**Task statement:** Repeat every line below exactly, word for word.

**Entries shown:**
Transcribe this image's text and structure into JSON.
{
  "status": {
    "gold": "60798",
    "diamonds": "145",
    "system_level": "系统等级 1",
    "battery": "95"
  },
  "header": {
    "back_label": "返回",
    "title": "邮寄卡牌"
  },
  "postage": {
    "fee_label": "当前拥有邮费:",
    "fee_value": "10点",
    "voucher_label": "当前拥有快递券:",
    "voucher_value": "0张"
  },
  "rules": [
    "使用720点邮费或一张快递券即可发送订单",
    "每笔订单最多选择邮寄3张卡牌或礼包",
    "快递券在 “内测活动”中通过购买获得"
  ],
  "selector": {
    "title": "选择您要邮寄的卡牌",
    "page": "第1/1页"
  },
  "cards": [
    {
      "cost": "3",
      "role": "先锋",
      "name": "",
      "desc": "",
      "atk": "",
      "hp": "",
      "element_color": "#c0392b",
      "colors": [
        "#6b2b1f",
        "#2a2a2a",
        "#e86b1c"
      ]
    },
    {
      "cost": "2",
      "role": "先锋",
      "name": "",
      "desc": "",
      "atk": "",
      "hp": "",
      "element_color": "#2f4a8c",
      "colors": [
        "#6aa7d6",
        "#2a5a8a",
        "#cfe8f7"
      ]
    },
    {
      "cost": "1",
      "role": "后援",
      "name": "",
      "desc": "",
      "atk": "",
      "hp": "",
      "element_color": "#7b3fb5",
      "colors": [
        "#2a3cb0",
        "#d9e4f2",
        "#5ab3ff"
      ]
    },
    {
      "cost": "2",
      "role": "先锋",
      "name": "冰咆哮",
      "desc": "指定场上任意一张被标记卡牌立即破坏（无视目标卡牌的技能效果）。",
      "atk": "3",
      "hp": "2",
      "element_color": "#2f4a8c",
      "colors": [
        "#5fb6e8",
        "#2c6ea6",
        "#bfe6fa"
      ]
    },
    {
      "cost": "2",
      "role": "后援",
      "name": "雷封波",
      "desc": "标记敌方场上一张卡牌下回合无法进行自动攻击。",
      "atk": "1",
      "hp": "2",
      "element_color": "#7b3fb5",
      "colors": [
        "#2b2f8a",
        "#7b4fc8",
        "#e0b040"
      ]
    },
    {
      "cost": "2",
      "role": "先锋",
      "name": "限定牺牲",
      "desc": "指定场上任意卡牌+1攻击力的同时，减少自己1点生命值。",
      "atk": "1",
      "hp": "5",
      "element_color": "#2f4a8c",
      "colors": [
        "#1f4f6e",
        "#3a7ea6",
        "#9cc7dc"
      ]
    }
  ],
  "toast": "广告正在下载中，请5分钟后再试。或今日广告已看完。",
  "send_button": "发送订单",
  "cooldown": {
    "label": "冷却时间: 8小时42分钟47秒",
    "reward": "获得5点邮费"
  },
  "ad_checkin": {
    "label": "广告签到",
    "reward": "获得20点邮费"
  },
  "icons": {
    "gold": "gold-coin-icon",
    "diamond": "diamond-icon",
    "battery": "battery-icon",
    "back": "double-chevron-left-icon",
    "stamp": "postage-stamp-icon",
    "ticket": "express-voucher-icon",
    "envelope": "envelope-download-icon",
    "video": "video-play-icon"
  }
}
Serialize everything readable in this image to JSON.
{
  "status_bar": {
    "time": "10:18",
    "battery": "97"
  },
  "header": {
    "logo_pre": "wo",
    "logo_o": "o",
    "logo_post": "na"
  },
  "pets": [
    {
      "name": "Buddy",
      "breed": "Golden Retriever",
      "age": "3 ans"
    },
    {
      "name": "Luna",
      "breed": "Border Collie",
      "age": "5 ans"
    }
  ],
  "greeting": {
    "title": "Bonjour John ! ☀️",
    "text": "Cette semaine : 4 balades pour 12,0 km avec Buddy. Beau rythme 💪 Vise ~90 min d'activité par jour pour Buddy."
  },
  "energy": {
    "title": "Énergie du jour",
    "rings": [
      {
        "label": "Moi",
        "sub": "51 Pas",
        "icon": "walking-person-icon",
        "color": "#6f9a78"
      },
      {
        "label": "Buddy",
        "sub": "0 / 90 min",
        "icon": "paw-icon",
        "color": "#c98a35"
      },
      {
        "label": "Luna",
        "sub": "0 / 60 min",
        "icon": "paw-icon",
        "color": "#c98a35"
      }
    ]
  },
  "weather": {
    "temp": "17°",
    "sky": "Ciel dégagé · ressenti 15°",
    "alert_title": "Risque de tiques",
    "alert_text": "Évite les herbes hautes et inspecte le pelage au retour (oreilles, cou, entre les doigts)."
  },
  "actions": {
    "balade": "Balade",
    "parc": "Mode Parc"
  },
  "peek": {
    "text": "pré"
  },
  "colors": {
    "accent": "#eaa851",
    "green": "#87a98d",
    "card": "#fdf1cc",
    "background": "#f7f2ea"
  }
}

**Written answer:**
Transcribe this image's text and structure into JSON.
{
  "status": {
    "gold": "60798",
    "diamonds": "145",
    "system_level": "系统等级 1",
    "battery": "95"
  },
  "header": {
    "back_label": "返回",
    "title": "邮寄卡牌"
  },
  "postage": {
    "fee_label": "当前拥有邮费:",
    "fee_value": "10点",
    "voucher_label": "当前拥有快递券:",
    "voucher_value": "0张"
  },
  "rules": [
    "使用720点邮费或一张快递券即可发送订单",
    "每笔订单最多选择邮寄3张卡牌或礼包",
    "快递券在 “内测活动”中通过购买获得"
  ],
  "selector": {
    "title": "选择您要邮寄的卡牌",
    "page": "第1/1页"
  },
  "cards": [
    {
      "cost": "3",
      "role": "先锋",
      "name": "",
      "desc": "",
      "atk": "",
      "hp": "",
      "element_color": "#c0392b",
      "colors": [
        "#6b2b1f",
        "#2a2a2a",
        "#e86b1c"
      ]
    },
    {
      "cost": "2",
      "role": "先锋",
      "name": "",
      "desc": "",
      "atk": "",
      "hp": "",
      "element_color": "#2f4a8c",
      "colors": [
        "#6aa7d6",
        "#2a5a8a",
        "#cfe8f7"
      ]
    },
    {
      "cost": "1",
      "role": "后援",
      "name": "",
      "desc": "",
      "atk": "",
      "hp": "",
      "element_color": "#7b3fb5",
      "colors": [
        "#2a3cb0",
        "#d9e4f2",
        "#5ab3ff"
      ]
    },
    {
      "cost": "2",
      "role": "先锋",
      "name": "冰咆哮",
      "desc": "指定场上任意一张被标记卡牌立即破坏（无视目标卡牌的技能效果）。",
      "atk": "3",
      "hp": "2",
      "element_color": "#2f4a8c",
      "colors": [
        "#5fb6e8",
        "#2c6ea6",
        "#bfe6fa"
      ]
    },
    {
      "cost": "2",
      "role": "后援",
      "name": "雷封波",
      "desc": "标记敌方场上一张卡牌下回合无法进行自动攻击。",
      "atk": "1",
      "hp": "2",
      "element_color": "#7b3fb5",
      "colors": [
        "#2b2f8a",
        "#7b4fc8",
        "#e0b040"
      ]
    },
    {
      "cost": "2",
      "role": "先锋",
      "name": "限定牺牲",
      "desc": "指定场上任意卡牌+1攻击力的同时，减少自己1点生命值。",
      "atk": "1",
      "hp": "5",
      "element_color": "#2f4a8c",
      "colors": [
        "#1f4f6e",
        "#3a7ea6",
        "#9cc7dc"
      ]
    }
  ],
  "toast": "广告正在下载中，请5分钟后再试。或今日广告已看完。",
  "send_button": "发送订单",
  "cooldown": {
    "label": "冷却时间: 8小时42分钟47秒",
    "reward": "获得5点邮费"
  },
  "ad_checkin": {
    "label": "广告签到",
    "reward": "获得20点邮费"
  },
  "icons": {
    "gold": "gold-coin-icon",
    "diamond": "diamond-icon",
    "battery": "battery-icon",
    "back": "double-chevron-left-icon",
    "stamp": "postage-stamp-icon",
    "ticket": "express-voucher-icon",
    "envelope": "envelope-download-icon",
    "video": "video-play-icon"
  }
}
Serialize everything readable in this image to JSON.
{
  "status_bar": {
    "time": "10:18",
    "battery": "97"
  },
  "header": {
    "logo_pre": "wo",
    "logo_o": "o",
    "logo_post": "na"
  },
  "pets": [
    {
      "name": "Buddy",
      "breed": "Golden Retriever",
      "age": "3 ans"
    },
    {
      "name": "Luna",
      "breed": "Border Collie",
      "age": "5 ans"
    }
  ],
  "greeting": {
    "title": "Bonjour John ! ☀️",
    "text": "Cette semaine : 4 balades pour 12,0 km avec Buddy. Beau rythme 💪 Vise ~90 min d'activité par jour pour Buddy."
  },
  "energy": {
    "title": "Énergie du jour",
    "rings": [
      {
        "label": "Moi",
        "sub": "51 Pas",
        "icon": "walking-person-icon",
        "color": "#6f9a78"
      },
      {
        "label": "Buddy",
        "sub": "0 / 90 min",
        "icon": "paw-icon",
        "color": "#c98a35"
      },
      {
        "label": "Luna",
        "sub": "0 / 60 min",
        "icon": "paw-icon",
        "color": "#c98a35"
      }
    ]
  },
  "weather": {
    "temp": "17°",
    "sky": "Ciel dégagé · ressenti 15°",
    "alert_title": "Risque de tiques",
    "alert_text": "Évite les herbes hautes et inspecte le pelage au retour (oreilles, cou, entre les doigts)."
  },
  "actions": {
    "balade": "Balade",
    "parc": "Mode Parc"
  },
  "peek": {
    "text": "pré"
  },
  "colors": {
    "accent": "#eaa851",
    "green": "#87a98d",
    "card": "#fdf1cc",
    "background": "#f7f2ea"
  }
}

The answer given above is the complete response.